* Entries shown:
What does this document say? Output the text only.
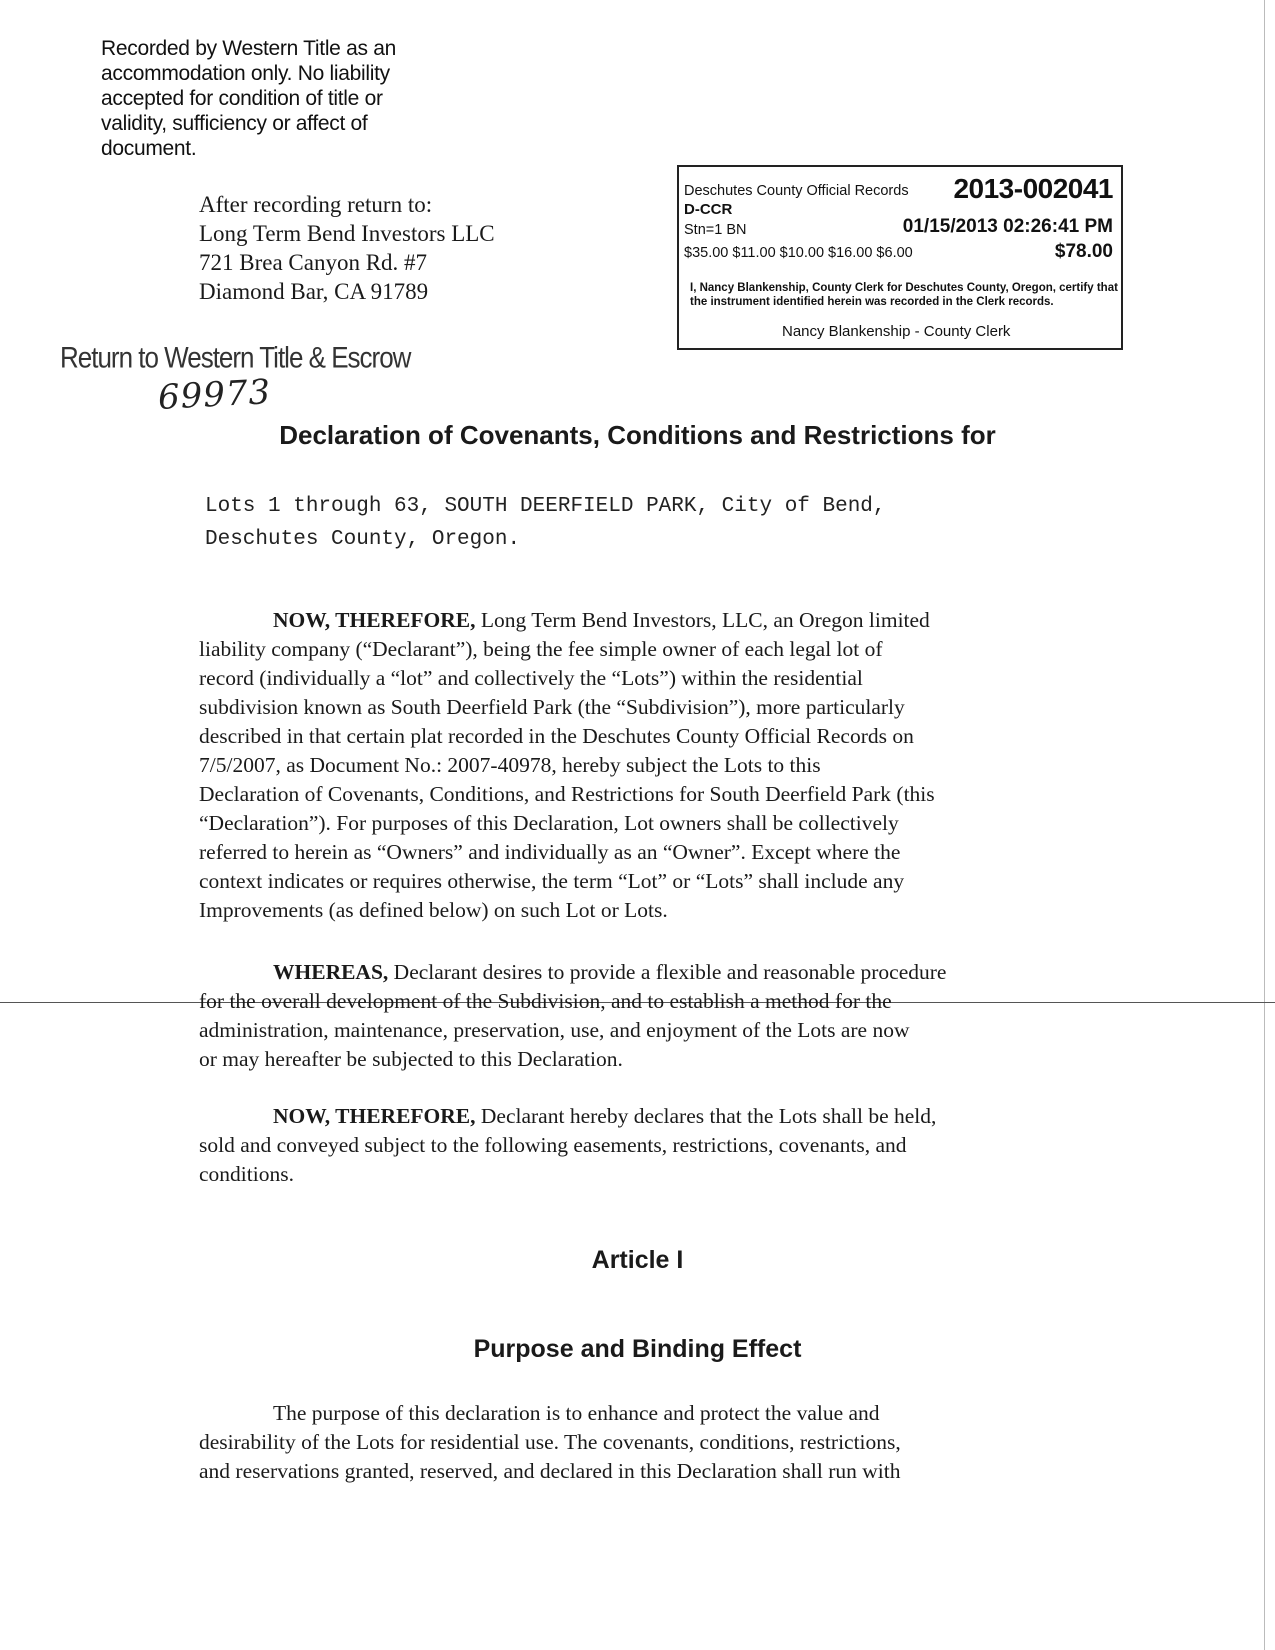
Recorded by Western Title as an
accommodation only. No liability
accepted for condition of title or
validity, sufficiency or affect of
document.
After recording return to:
Long Term Bend Investors LLC
721 Brea Canyon Rd. #7
Diamond Bar, CA 91789
Deschutes County Official Records 2013-002041
D-CCR
Stn=1 BN	01/15/2013 02:26:41 PM
$35.00 $11.00 $10.00 $16.00 $6.00	$78.00
I, Nancy Blankenship, County Clerk for Deschutes County, Oregon, certify that the instrument identified herein was recorded in the Clerk records.
Nancy Blankenship - County Clerk
Return to Western Title & Escrow
69973
Declaration of Covenants, Conditions and Restrictions for
Lots 1 through 63, SOUTH DEERFIELD PARK, City of Bend,
Deschutes County, Oregon.
NOW, THEREFORE, Long Term Bend Investors, LLC, an Oregon limited
liability company (“Declarant”), being the fee simple owner of each legal lot of
record (individually a “lot” and collectively the “Lots”) within the residential
subdivision known as South Deerfield Park (the “Subdivision”), more particularly
described in that certain plat recorded in the Deschutes County Official Records on
7/5/2007, as Document No.: 2007-40978, hereby subject the Lots to this
Declaration of Covenants, Conditions, and Restrictions for South Deerfield Park (this
“Declaration”). For purposes of this Declaration, Lot owners shall be collectively
referred to herein as “Owners” and individually as an “Owner”. Except where the
context indicates or requires otherwise, the term “Lot” or “Lots” shall include any
Improvements (as defined below) on such Lot or Lots.
WHEREAS, Declarant desires to provide a flexible and reasonable procedure
for the overall development of the Subdivision, and to establish a method for the
administration, maintenance, preservation, use, and enjoyment of the Lots are now
or may hereafter be subjected to this Declaration.
NOW, THEREFORE, Declarant hereby declares that the Lots shall be held,
sold and conveyed subject to the following easements, restrictions, covenants, and
conditions.
Article I
Purpose and Binding Effect
The purpose of this declaration is to enhance and protect the value and
desirability of the Lots for residential use. The covenants, conditions, restrictions,
and reservations granted, reserved, and declared in this Declaration shall run with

* The exercise: Collect the complete line wherever the string "individually" appears in the records.

* Written response:
record (individually a “lot” and collectively the “Lots”) within the residential
referred to herein as “Owners” and individually as an “Owner”. Except where the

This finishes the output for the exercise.